** start of Stored rows **

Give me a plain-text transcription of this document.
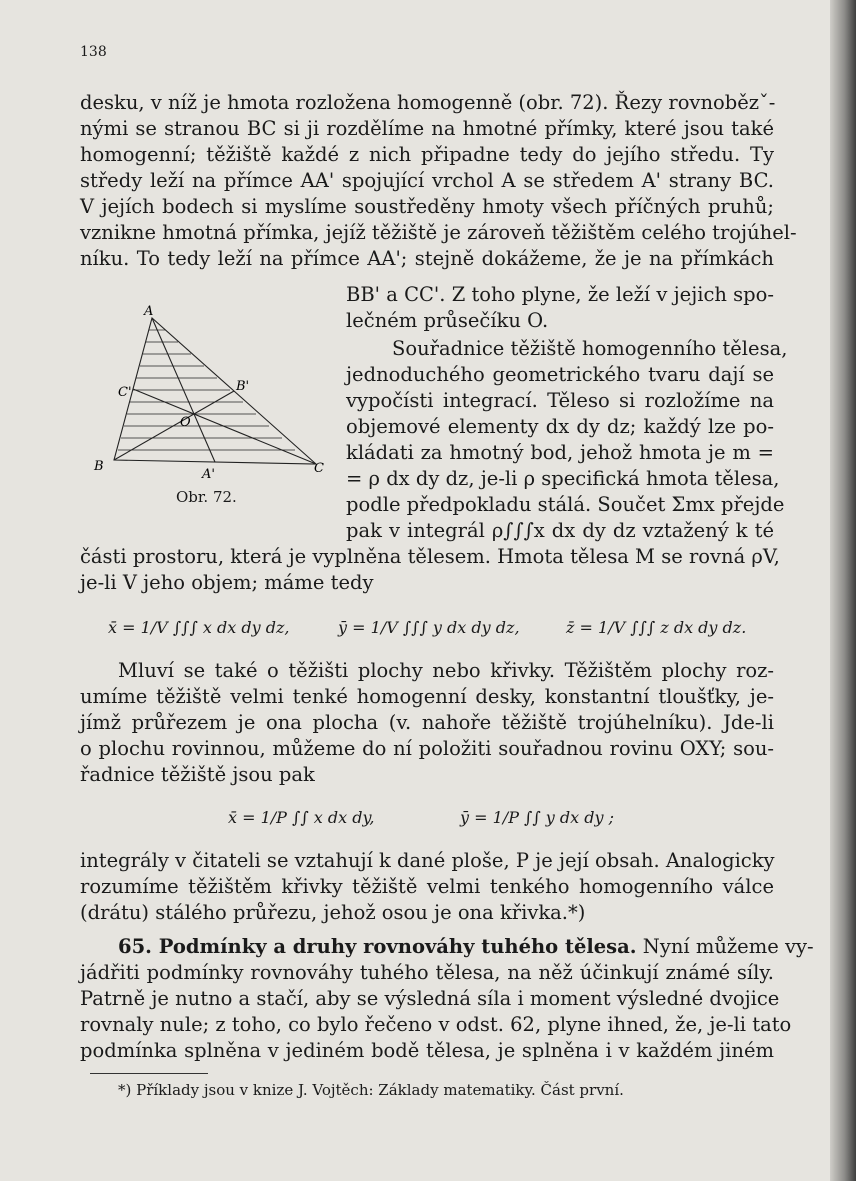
138
desku, v níž je hmota rozložena homogenně (obr. 72). Řezy rovnobězˇ-
nými se stranou BC si ji rozdělíme na hmotné přímky, které jsou také
homogenní; těžiště každé z nich připadne tedy do jejího středu. Ty
středy leží na přímce AA' spojující vrchol A se středem A' strany BC.
V jejích bodech si myslíme soustředěny hmoty všech příčných pruhů;
vznikne hmotná přímka, jejíž těžiště je zároveň těžištěm celého trojúhel-
níku. To tedy leží na přímce AA'; stejně dokážeme, že je na přímkách
BB' a CC'. Z toho plyne, že leží v jejich spo-
lečném průsečíku O.
Souřadnice těžiště homogenního tělesa,
jednoduchého geometrického tvaru dají se
vypočísti integrací. Těleso si rozložíme na
objemové elementy dx dy dz; každý lze po-
kládati za hmotný bod, jehož hmota je m =
= ρ dx dy dz, je-li ρ specifická hmota tělesa,
podle předpokladu stálá. Součet Σmx přejde
pak v integrál ρ∫∫∫x dx dy dz vztažený k té
A
B	C
A'
B'
C'
O
Obr. 72.
části prostoru, která je vyplněna tělesem. Hmota tělesa M se rovná ρV,
je-li V jeho objem; máme tedy
x̄ = 1/V ∫∫∫ x dx dy dz,	ȳ = 1/V ∫∫∫ y dx dy dz,	z̄ = 1/V ∫∫∫ z dx dy dz.
Mluví se také o těžišti plochy nebo křivky. Těžištěm plochy roz-
umíme těžiště velmi tenké homogenní desky, konstantní tloušťky, je-
jímž průřezem je ona plocha (v. nahoře těžiště trojúhelníku). Jde-li
o plochu rovinnou, můžeme do ní položiti souřadnou rovinu OXY; sou-
řadnice těžiště jsou pak
x̄ = 1/P ∫∫ x dx dy,	ȳ = 1/P ∫∫ y dx dy ;
integrály v čitateli se vztahují k dané ploše, P je její obsah. Analogicky
rozumíme těžištěm křivky těžiště velmi tenkého homogenního válce
(drátu) stálého průřezu, jehož osou je ona křivka.*)
65. Podmínky a druhy rovnováhy tuhého tělesa. Nyní můžeme vy-
jádřiti podmínky rovnováhy tuhého tělesa, na něž účinkují známé síly.
Patrně je nutno a stačí, aby se výsledná síla i moment výsledné dvojice
rovnaly nule; z toho, co bylo řečeno v odst. 62, plyne ihned, že, je-li tato
podmínka splněna v jediném bodě tělesa, je splněna i v každém jiném
*) Příklady jsou v knize J. Vojtěch: Základy matematiky. Část první.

** end of Stored rows **

## Written request:
Reproduce all of the material exactly, apart from the pictures.

## Exercise answer:
Give me a plain-text transcription of this document.
138
desku, v níž je hmota rozložena homogenně (obr. 72). Řezy rovnobězˇ-
nými se stranou BC si ji rozdělíme na hmotné přímky, které jsou také
homogenní; těžiště každé z nich připadne tedy do jejího středu. Ty
středy leží na přímce AA' spojující vrchol A se středem A' strany BC.
V jejích bodech si myslíme soustředěny hmoty všech příčných pruhů;
vznikne hmotná přímka, jejíž těžiště je zároveň těžištěm celého trojúhel-
níku. To tedy leží na přímce AA'; stejně dokážeme, že je na přímkách
BB' a CC'. Z toho plyne, že leží v jejich spo-
lečném průsečíku O.
Souřadnice těžiště homogenního tělesa,
jednoduchého geometrického tvaru dají se
vypočísti integrací. Těleso si rozložíme na
objemové elementy dx dy dz; každý lze po-
kládati za hmotný bod, jehož hmota je m =
= ρ dx dy dz, je-li ρ specifická hmota tělesa,
podle předpokladu stálá. Součet Σmx přejde
pak v integrál ρ∫∫∫x dx dy dz vztažený k té
A
B	C
A'
B'
C'
O
Obr. 72.
části prostoru, která je vyplněna tělesem. Hmota tělesa M se rovná ρV,
je-li V jeho objem; máme tedy
x̄ = 1/V ∫∫∫ x dx dy dz,	ȳ = 1/V ∫∫∫ y dx dy dz,	z̄ = 1/V ∫∫∫ z dx dy dz.
Mluví se také o těžišti plochy nebo křivky. Těžištěm plochy roz-
umíme těžiště velmi tenké homogenní desky, konstantní tloušťky, je-
jímž průřezem je ona plocha (v. nahoře těžiště trojúhelníku). Jde-li
o plochu rovinnou, můžeme do ní položiti souřadnou rovinu OXY; sou-
řadnice těžiště jsou pak
x̄ = 1/P ∫∫ x dx dy,	ȳ = 1/P ∫∫ y dx dy ;
integrály v čitateli se vztahují k dané ploše, P je její obsah. Analogicky
rozumíme těžištěm křivky těžiště velmi tenkého homogenního válce
(drátu) stálého průřezu, jehož osou je ona křivka.*)
65. Podmínky a druhy rovnováhy tuhého tělesa. Nyní můžeme vy-
jádřiti podmínky rovnováhy tuhého tělesa, na něž účinkují známé síly.
Patrně je nutno a stačí, aby se výsledná síla i moment výsledné dvojice
rovnaly nule; z toho, co bylo řečeno v odst. 62, plyne ihned, že, je-li tato
podmínka splněna v jediném bodě tělesa, je splněna i v každém jiném
*) Příklady jsou v knize J. Vojtěch: Základy matematiky. Část první.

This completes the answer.